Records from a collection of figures
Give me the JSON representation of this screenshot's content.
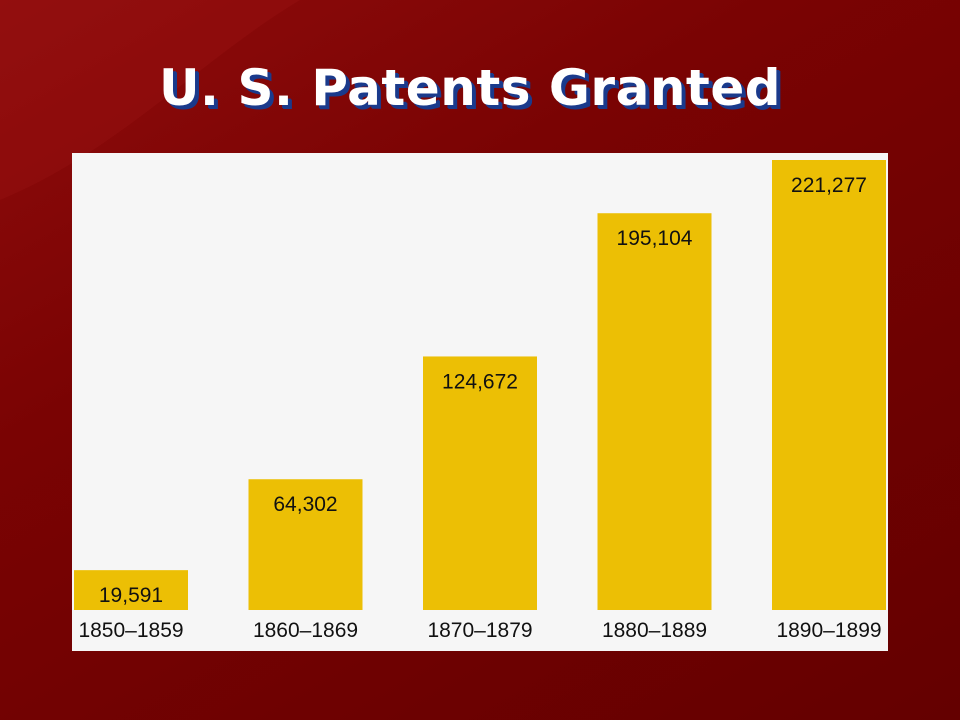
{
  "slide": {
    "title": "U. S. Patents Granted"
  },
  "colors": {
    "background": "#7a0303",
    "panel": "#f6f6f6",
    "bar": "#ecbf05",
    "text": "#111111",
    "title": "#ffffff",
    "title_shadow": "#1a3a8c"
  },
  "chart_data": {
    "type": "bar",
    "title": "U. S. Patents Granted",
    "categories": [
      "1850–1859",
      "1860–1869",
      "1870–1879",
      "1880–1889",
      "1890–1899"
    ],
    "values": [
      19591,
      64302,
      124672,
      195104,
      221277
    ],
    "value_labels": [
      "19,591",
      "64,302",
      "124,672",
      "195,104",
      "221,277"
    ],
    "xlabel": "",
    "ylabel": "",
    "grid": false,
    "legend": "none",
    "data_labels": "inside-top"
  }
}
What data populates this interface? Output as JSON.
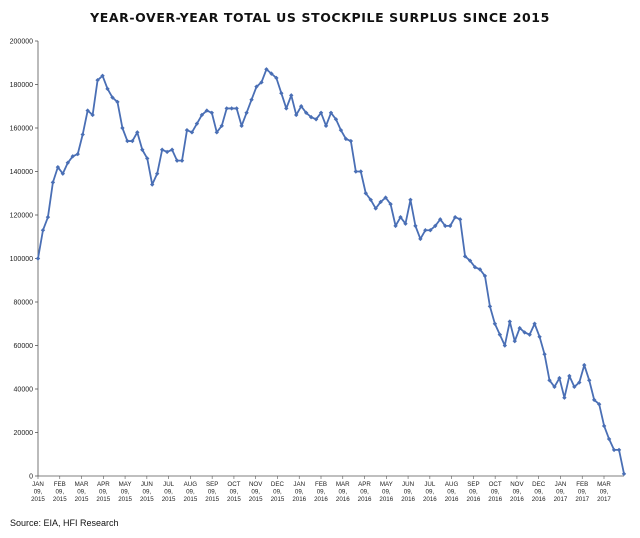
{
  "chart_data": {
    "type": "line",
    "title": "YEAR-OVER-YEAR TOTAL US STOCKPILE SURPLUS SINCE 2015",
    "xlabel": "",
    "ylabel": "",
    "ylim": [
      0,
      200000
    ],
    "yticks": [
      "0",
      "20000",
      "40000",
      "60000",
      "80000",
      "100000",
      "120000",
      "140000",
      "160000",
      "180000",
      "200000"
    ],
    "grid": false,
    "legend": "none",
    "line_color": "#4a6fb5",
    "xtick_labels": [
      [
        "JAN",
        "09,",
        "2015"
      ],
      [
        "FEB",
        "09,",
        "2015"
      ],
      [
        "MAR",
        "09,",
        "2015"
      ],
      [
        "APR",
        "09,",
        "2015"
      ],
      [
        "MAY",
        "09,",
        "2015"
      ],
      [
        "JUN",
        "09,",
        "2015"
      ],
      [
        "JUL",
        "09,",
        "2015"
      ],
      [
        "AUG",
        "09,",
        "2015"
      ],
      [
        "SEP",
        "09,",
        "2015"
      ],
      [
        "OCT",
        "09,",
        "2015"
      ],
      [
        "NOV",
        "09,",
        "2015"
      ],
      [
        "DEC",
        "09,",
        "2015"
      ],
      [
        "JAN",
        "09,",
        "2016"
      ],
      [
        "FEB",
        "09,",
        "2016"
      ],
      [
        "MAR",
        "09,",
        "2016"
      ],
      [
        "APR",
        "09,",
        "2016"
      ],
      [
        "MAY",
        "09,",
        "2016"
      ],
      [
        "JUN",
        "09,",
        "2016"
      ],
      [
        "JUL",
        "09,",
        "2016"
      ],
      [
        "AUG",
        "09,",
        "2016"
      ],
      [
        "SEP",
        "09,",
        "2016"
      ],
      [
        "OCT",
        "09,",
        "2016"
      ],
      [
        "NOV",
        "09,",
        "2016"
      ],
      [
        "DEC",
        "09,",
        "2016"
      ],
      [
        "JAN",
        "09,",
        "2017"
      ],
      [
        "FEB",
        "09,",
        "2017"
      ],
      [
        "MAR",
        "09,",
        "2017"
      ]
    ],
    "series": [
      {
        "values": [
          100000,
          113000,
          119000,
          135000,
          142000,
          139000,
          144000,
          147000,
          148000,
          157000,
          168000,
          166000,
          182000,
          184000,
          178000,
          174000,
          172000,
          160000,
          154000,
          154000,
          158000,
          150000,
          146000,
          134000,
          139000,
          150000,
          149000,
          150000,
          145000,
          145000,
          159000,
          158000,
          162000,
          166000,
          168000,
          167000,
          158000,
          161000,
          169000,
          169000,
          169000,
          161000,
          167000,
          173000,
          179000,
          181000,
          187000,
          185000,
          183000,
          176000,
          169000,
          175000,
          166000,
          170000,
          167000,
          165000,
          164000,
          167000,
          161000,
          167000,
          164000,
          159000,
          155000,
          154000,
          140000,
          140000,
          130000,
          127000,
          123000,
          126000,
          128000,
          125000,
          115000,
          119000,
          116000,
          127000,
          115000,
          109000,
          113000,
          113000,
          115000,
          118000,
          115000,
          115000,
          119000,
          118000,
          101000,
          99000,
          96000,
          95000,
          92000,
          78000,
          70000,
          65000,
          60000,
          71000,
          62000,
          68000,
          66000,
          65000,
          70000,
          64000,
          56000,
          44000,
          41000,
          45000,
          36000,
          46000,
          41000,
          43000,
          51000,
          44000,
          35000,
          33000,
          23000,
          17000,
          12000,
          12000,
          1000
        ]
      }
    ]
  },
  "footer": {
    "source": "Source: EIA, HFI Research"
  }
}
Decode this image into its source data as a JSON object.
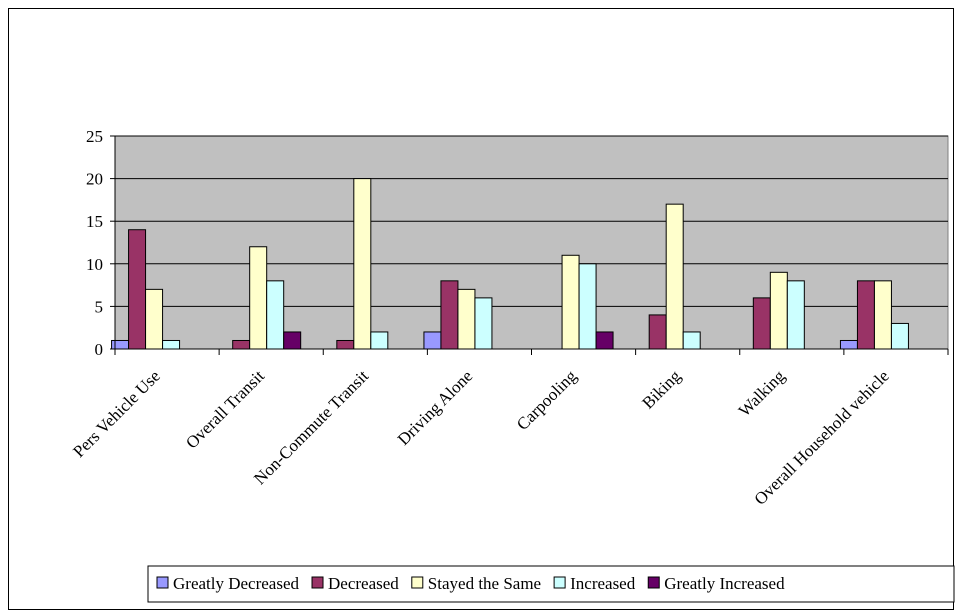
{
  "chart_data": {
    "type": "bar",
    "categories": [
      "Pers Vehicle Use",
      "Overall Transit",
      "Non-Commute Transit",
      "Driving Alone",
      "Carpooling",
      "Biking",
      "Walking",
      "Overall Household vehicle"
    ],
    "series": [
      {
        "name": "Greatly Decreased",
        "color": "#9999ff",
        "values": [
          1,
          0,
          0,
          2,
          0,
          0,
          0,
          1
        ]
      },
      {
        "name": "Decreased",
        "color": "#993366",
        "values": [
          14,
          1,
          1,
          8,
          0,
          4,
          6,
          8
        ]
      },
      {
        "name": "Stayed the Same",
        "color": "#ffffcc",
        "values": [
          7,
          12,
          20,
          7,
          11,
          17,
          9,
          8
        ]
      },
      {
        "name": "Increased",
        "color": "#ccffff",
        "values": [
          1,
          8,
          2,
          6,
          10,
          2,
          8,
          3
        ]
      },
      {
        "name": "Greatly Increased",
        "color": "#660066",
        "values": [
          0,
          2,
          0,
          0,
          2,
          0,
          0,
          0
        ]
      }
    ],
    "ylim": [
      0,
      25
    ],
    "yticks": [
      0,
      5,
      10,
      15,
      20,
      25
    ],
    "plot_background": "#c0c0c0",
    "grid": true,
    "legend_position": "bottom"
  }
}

— Problem to solve —
Which lines above hold the word "Transit"? Copy each of them.

— Result for this exercise —
      "Overall Transit",
      "Non-Commute Transit",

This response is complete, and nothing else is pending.